The strategies used in diagnosis of human Infectious diseases

1 Molecular Methods

The development of molecular methods for the direct identification of a specific viral genome from the clinical sample is one of the greatest achievements of the 21st century. Clearly nucleic acid amplification techniques including Reverse Transcription-Polymerase Chain Reaction (RT-PCR), nucleic acid sequence-based amplification (NASBA) and Lawrence Livermore Microbial Detection Array (LMDA) are proven technology leaders for rapid detection and molecular identification for most known human viruses [9].

RT-PCR assays for virus detection provides faster results than end-point assays and in many cases have sensitivities equal to or better than culture [10]. The novel coronavirus, 2019-nCoV, was detected through real-time RT-PCR with primers against two segments of its RNA genome [11]. The particular primer sets and specific guideline for detection of COVID-19 through RT-PCR were made available by the Center for Disease Control (CDC) USA, according to CDC [12]. However, high mutation rates may lead to extensive changes in viral nucleic acid sequences making dedicated PCR primer use irrelevant, therefore there is high demand for the development of rapid and universal virus identification and detection technologies. In contrast, although NASBA assay is considered sensitive; it has not been widely used because of the difficulties in the preparation of NASBA master mix in-house and the high cost of commercial kits. A new molecular biology-based microbial detection method for rapid identification of multiple virus types in the same sample has been developed by a research group at Lawrence Livermore National Laboratory. Lawrence Livermore Microbial Detection Array (LLMDA) detects viruses using probes against genomic DNA sequence within 24 hours [13,14]. In addition, the oligonucleotide probes were selected to enable detection of novel, divergent species with homology to sequenced organisms [14].

Picture loading failed. Figure 1. Principle of RT-PCR.

2 Immuno-assays

The nucleic acid diagnostic tool currently employed is with good sensitivity and excellent specificity. However, due to its high false negative, time-consuming, high level equipment and technical personnel demand, the immunological antigen or antibody detection has been paid more and more attention because of its quick detection speed, low and simple technical requirements of detection. At present, the detection methods mainly include Enzyme-linked immunosorbent assays (ELISAs), colloidal gold immunochromatography (GICA) and magnetic particle chemiluminescence.

2.1 Enzyme-Linked Immunosorbent Assays (ELISA)

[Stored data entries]

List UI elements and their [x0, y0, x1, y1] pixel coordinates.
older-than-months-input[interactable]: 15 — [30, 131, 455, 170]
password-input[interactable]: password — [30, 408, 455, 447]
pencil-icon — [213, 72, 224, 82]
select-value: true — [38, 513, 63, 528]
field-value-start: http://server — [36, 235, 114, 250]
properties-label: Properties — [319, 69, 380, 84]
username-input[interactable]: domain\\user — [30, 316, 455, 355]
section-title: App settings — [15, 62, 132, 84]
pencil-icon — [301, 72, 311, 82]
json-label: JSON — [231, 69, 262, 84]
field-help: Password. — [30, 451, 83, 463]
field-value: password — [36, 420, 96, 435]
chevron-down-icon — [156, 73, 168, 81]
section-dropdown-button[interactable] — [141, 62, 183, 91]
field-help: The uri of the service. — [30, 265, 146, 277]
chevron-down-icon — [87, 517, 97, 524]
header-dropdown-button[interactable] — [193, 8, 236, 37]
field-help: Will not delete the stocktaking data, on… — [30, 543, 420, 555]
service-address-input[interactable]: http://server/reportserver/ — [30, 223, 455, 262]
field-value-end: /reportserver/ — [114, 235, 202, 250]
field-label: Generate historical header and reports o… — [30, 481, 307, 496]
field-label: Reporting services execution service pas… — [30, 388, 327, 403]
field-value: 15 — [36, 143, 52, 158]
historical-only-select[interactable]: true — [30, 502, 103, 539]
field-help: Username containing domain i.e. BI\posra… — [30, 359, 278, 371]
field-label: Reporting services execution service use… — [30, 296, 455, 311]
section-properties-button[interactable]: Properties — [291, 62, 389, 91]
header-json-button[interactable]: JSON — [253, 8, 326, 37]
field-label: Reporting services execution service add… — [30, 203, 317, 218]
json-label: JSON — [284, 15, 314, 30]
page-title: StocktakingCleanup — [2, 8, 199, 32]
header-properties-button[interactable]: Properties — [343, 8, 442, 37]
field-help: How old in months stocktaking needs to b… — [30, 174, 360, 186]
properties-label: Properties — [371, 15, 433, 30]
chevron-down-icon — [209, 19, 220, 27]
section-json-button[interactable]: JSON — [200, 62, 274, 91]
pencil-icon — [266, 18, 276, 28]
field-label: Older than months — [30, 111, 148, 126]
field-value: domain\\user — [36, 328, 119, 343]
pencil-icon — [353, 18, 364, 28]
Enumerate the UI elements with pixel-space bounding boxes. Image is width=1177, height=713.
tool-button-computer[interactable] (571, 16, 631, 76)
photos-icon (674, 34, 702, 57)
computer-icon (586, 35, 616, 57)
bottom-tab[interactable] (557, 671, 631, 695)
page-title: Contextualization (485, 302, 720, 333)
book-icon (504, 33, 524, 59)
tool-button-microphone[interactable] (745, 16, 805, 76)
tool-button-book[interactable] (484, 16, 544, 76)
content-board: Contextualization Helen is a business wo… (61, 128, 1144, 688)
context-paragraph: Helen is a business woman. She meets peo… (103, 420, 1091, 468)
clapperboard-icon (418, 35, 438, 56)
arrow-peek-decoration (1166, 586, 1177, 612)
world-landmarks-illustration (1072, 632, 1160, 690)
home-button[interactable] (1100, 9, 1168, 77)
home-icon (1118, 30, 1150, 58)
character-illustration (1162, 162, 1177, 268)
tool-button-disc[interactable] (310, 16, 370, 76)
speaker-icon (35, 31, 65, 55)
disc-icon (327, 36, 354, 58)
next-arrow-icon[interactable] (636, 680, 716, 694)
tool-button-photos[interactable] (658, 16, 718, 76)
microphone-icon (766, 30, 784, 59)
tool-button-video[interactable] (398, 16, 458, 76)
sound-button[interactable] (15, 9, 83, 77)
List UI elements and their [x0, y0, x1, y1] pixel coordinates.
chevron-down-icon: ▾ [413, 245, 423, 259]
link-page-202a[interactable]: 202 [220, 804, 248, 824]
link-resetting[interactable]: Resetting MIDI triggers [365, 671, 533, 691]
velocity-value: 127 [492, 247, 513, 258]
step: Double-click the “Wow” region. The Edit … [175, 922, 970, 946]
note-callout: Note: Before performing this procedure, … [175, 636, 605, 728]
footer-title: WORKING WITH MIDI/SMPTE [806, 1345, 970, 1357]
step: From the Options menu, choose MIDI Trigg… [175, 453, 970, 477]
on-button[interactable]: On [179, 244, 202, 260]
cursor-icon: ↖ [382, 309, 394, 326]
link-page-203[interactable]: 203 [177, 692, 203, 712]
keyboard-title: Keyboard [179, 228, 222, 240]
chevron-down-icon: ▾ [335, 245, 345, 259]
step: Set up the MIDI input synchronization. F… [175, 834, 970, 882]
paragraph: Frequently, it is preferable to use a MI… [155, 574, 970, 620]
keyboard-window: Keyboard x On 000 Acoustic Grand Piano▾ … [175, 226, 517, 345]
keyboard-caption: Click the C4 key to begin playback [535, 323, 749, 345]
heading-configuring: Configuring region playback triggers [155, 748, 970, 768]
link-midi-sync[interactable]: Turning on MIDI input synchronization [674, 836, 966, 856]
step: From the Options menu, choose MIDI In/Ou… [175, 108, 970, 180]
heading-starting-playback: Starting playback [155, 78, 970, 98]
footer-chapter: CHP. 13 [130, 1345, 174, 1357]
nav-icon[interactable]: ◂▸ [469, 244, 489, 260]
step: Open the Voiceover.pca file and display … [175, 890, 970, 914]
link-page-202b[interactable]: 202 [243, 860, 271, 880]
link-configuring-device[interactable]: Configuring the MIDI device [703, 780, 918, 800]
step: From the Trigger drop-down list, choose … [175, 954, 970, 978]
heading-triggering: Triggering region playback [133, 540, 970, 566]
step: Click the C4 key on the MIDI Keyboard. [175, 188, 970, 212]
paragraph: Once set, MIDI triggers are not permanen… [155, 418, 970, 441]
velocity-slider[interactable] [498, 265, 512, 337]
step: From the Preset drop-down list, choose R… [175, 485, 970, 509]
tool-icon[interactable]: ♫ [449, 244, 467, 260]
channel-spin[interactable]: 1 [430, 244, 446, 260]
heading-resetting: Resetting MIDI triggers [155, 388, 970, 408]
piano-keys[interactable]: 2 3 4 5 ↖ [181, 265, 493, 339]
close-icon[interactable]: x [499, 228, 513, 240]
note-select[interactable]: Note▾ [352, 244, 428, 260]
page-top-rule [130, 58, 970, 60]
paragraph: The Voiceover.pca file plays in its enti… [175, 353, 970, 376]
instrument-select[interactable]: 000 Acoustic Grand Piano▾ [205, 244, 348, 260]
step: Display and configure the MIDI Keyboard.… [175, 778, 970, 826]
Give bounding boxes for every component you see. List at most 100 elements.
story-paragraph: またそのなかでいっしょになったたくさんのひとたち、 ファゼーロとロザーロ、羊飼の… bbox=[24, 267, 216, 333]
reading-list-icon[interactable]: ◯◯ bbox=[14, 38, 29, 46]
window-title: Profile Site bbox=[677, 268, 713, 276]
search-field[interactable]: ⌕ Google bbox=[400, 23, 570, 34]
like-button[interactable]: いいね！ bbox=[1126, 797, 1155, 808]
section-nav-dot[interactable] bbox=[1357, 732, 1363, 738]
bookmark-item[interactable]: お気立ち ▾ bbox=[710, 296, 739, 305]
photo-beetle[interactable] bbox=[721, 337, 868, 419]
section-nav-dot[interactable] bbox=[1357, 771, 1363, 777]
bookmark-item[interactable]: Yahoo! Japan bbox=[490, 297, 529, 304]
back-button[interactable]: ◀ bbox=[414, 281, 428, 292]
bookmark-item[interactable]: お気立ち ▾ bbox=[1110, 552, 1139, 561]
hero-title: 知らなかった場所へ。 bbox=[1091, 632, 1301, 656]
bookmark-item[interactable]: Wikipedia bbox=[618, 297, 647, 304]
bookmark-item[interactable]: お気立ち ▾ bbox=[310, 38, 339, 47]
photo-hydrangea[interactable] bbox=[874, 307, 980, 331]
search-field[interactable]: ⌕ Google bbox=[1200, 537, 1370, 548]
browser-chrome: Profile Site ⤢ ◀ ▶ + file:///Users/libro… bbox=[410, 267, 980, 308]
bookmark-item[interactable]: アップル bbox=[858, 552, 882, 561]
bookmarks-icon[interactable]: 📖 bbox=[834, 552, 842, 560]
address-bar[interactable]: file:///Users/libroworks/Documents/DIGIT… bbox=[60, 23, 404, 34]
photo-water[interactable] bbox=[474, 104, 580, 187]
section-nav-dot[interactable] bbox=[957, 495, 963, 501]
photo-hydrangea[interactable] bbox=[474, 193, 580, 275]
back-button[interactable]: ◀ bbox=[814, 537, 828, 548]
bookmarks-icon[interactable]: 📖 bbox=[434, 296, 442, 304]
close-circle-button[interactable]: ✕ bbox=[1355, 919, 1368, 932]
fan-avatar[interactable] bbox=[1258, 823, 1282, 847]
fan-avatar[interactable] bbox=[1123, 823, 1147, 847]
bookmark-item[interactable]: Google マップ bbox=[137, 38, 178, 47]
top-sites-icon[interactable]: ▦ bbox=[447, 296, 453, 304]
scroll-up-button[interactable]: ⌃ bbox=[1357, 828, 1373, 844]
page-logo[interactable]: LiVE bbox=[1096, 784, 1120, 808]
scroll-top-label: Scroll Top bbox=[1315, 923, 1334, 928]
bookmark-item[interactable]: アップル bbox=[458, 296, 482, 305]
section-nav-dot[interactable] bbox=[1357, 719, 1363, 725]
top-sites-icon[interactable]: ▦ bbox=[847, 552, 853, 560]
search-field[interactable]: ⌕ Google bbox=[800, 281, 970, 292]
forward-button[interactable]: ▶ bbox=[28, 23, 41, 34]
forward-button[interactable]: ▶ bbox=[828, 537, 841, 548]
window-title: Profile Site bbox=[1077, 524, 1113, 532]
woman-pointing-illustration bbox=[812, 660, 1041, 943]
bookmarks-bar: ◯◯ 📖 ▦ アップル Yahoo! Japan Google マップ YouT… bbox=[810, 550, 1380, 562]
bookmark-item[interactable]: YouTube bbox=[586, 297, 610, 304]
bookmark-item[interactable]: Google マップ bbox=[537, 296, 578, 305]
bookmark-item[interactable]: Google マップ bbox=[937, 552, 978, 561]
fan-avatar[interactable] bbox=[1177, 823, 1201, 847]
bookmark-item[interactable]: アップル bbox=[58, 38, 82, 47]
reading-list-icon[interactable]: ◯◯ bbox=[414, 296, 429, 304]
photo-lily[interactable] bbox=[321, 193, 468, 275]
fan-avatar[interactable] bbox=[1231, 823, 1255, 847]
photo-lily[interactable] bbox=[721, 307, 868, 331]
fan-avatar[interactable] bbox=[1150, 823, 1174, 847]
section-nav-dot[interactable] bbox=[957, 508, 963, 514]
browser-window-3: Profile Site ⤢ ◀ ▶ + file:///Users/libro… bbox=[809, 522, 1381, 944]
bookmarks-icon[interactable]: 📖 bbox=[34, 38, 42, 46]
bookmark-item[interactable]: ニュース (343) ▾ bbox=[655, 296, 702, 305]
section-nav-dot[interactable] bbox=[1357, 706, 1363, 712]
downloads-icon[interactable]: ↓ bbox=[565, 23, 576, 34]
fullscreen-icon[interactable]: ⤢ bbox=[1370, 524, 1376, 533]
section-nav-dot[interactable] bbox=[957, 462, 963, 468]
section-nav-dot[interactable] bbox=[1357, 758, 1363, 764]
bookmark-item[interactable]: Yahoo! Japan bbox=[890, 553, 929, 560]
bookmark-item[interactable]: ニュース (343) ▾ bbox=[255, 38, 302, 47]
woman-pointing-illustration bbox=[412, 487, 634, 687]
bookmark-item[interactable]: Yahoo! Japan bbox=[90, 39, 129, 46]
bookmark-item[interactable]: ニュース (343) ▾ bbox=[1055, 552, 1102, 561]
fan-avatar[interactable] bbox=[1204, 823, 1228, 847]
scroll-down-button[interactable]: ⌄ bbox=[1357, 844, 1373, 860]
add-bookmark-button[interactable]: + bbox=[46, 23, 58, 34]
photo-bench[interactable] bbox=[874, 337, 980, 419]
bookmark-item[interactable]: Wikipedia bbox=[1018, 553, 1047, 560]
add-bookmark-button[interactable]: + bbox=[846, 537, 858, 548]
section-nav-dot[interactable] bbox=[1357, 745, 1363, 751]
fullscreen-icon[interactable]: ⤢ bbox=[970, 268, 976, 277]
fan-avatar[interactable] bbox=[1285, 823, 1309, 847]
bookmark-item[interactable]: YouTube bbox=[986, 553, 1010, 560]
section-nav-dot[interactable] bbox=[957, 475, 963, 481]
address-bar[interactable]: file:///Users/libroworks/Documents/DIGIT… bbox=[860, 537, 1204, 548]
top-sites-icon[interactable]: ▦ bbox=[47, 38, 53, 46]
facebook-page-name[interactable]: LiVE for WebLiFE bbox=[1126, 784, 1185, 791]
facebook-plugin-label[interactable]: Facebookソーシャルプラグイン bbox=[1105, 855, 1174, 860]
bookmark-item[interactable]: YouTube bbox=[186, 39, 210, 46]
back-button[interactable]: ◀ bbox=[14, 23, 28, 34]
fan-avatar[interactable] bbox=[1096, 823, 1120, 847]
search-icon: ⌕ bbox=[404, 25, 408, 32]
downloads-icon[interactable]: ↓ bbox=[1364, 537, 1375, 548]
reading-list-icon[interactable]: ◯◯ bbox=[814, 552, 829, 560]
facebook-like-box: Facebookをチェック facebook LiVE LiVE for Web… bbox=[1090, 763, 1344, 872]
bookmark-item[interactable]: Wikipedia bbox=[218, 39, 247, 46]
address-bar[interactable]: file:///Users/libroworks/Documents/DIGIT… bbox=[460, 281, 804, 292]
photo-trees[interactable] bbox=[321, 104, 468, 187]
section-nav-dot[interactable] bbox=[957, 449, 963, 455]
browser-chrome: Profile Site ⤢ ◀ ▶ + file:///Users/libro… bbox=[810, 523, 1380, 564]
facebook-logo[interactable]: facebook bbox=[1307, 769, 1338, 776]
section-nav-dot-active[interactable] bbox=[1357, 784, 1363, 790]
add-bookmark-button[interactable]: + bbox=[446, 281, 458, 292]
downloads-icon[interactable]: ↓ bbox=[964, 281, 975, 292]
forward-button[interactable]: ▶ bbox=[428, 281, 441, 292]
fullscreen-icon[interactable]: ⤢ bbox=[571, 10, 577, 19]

What is expected: Could you quote the passage on diagnosing human infectious diseases word for word, from "The strategies used" to "human viruses [9]."?

Solution to this exercise:
The strategies used in diagnosis of human Infectious diseases

1 Molecular Methods

The development of molecular methods for the direct identification of a specific viral genome from the clinical sample is one of the greatest achievements of the 21st century. Clearly nucleic acid amplification techniques including Reverse Transcription-Polymerase Chain Reaction (RT-PCR), nucleic acid sequence-based amplification (NASBA) and Lawrence Livermore Microbial Detection Array (LMDA) are proven technology leaders for rapid detection and molecular identification for most known human viruses [9].